Document passage
I have to agree. I also think her decision is a very practical one in light of the fact that she plans to stay behind her husband. In the end, it will be far less costly for them, as a family, to pay the support now....rather than deal with the arrearages later.
 
Yes, my husband is as religious as I am. God is standing by our side every step of the way. My husband, again isn't a bad person, he was just with the wrong people at the wrong time. All of my kids are well taken care of. I should have known I would get such negative feedback from people. I guess it's from lack of understanding and never being put in the situation. It's easy to say what you would and/or wouldn't do until you are actually in the situation. Had I known that my husband would go to jail before we were married I probably would have never married him. Had I known it was going to be this hard, I would have never married him. I chose to stick it through like I vowed. My husband would do the same. Please don't get me wrong, I did mess up while he was gone and it almost killed our marriage for that one night and a child. Like I said God is standing by our side and we are working on our marriage. Marriage is work and if someone told you it wasn't they lied to you.

Thank you to those of you that see how all of this could work out and how much sense it does make.
 
I took a vow before him and GOD to stay with him in GOOD TIMES AND BAD, IN SICKNESS AND IN HEALTH UNTIL DEATH DO US PART!


Did that vow include monogamy?
 
my son's father is currently in prison & has about 2 more yrs. to go. He went in still obligated to pay $750 per month child support, so I figured by the time he gets out he'll owe close to $25-$30 thousand in back pay. His ewife now left before he was sentenced for whatever reason(s), so obviously their marriage wasn't very strong. even if it was i doubt she would've offered to pay any of his child support to our son. your husband should never forget what you will do for him.
 

VA_Mom

Member
momof1cutie said:
my son's father is currently in prison & has about 2 more yrs. to go. He went in still obligated to pay $750 per month child support, so I figured by the time he gets out he'll owe close to $25-$30 thousand in back pay. His ewife now left before he was sentenced for whatever reason(s), so obviously their marriage wasn't very strong. even if it was i doubt she would've offered to pay any of his child support to our son. your husband should never forget what you will do for him.
I don't understand why some people continue to seek child support at high amounts for men that are incarcerated. I know I will probably get slammed for that comment but I suspended enforcement for my ex during the time he was incarcerated. Even though I was angry he left me as being the sole provider, I grew from it. I also didn't want him to be so overwhelmed when he got out that he would always be working vs. offering actual parenting time. Children in that situation would do anything to be around their parent instead of the new shiny bicycle.
 
VA_Mom said:
I don't understand why some people continue to seek child support at high amounts for men that are incarcerated. I know I will probably get slammed for that comment but I suspended enforcement for my ex during the time he was incarcerated. Even though I was angry he left me as being the sole provider, I grew from it. I also didn't want him to be so overwhelmed when he got out that he would always be working vs. offering actual parenting time. Children in that situation would do anything to be around their parent instead of the new shiny bicycle.
Everyone doesn't think like you. THis woman obviously wants her marriage to work. And his responsibilities don't halt because he's gone to jail. Why should anyone have to wait til their children's fathers are out of jail to be given a new life and start fresh from a debt? Maybe they will or maybe they won't see another dime, but the fact is there is an amount to be paid once released. She'd be better off paying the sum than having to worry about it when he comes out. Who knows where they will be financially?

Your instructions
Please rewrite the paragraph in the forum thread above that begins "Everyone doesn't think like you" as a short list of its main points.

Given information
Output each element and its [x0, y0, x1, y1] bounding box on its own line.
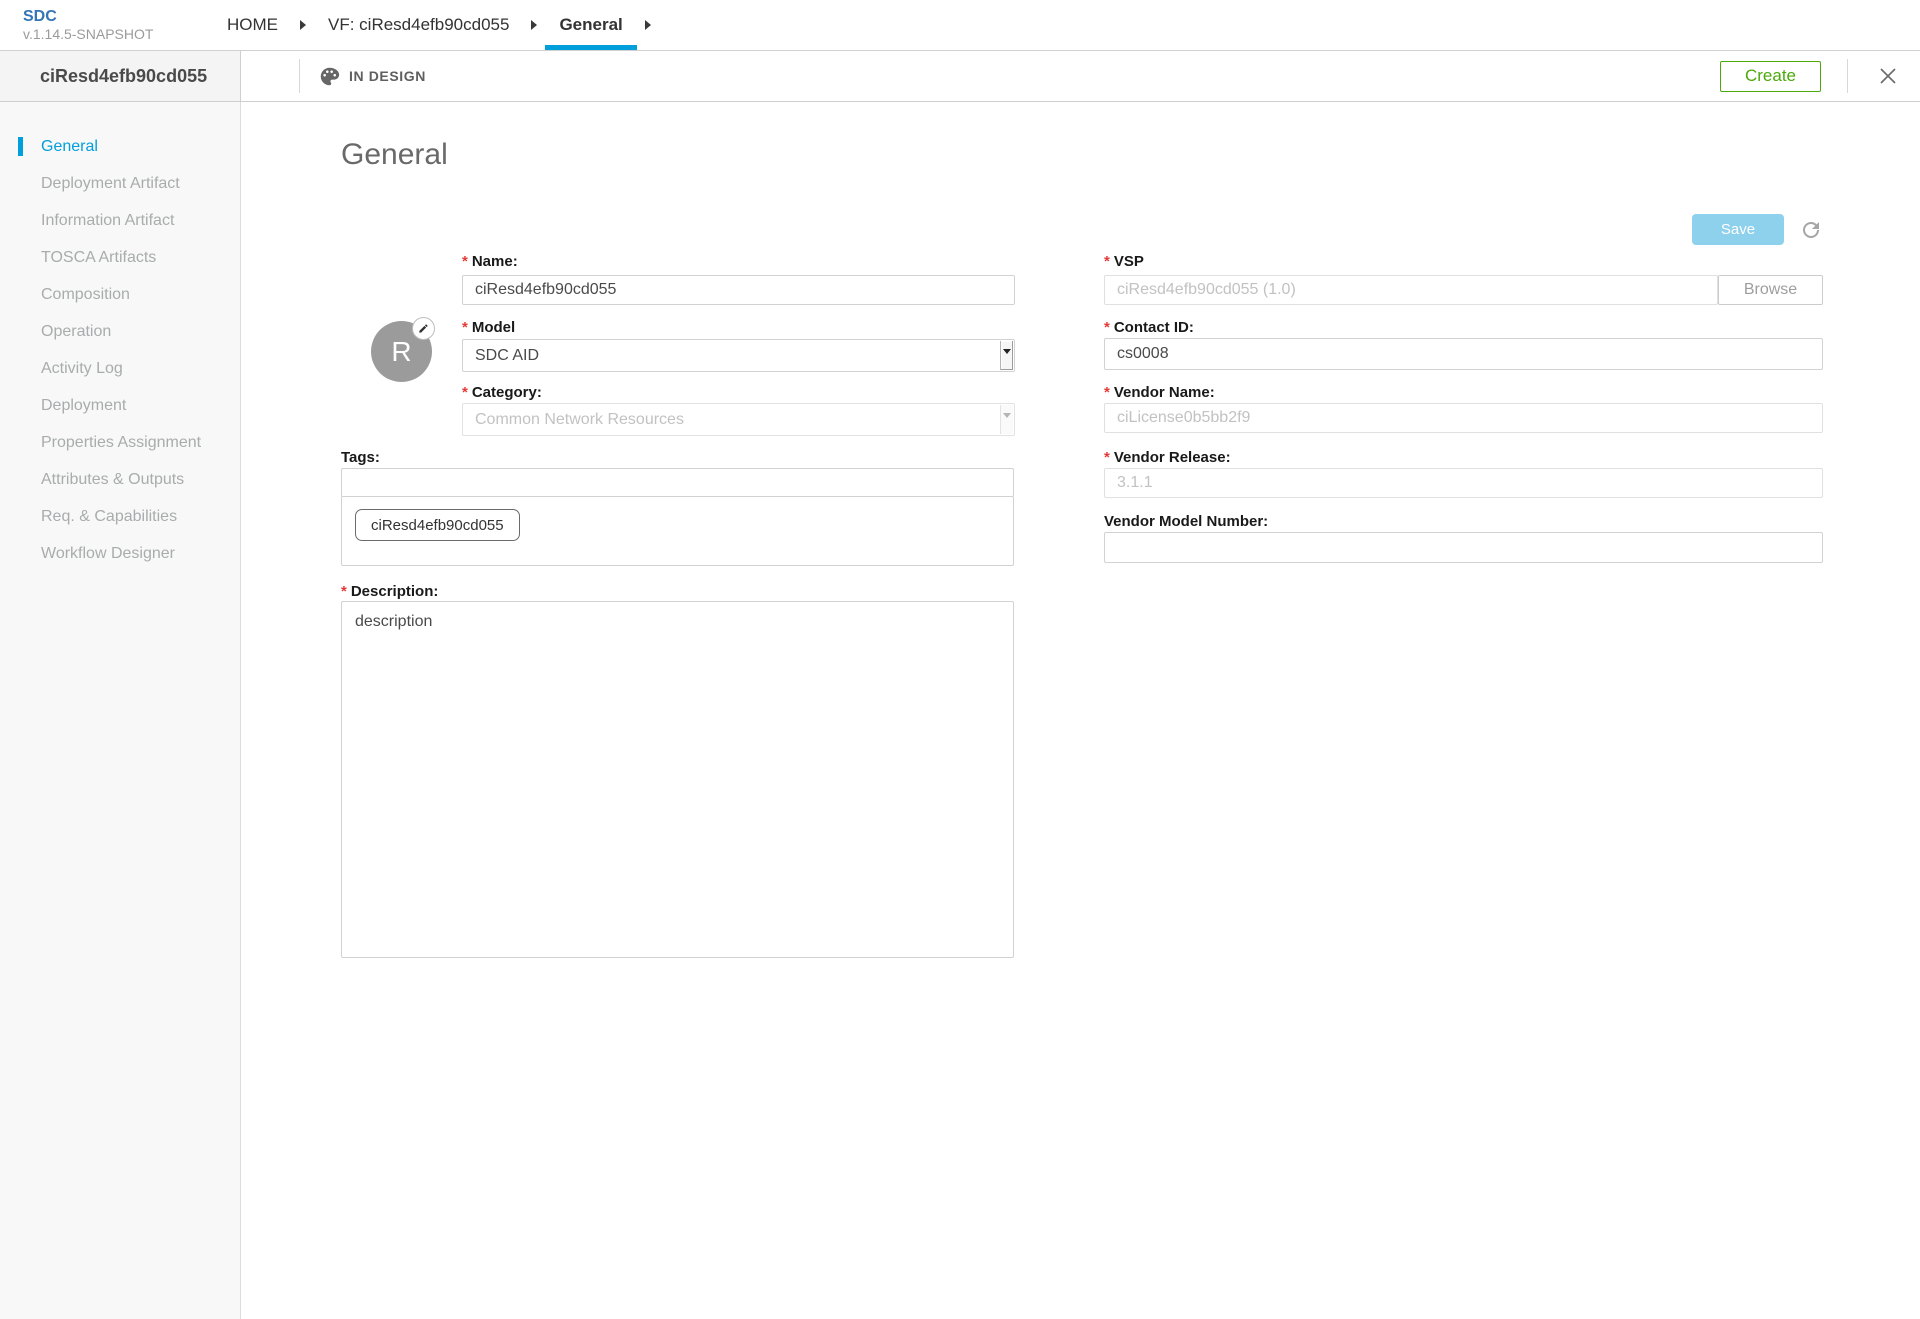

The output
- Not everyone thinks the way the person being answered does.
- This woman clearly wants her marriage to work.
- A father's responsibilities don't stop because he has gone to jail.
- No one should have to wait until their children's fathers are out of jail to get a new life and start fresh from a debt.
- Whether or not another dime ever comes, there is an amount to be paid once he is released.
- She would be better off paying the sum now than worrying about it when he comes out, since no one knows where they will be financially.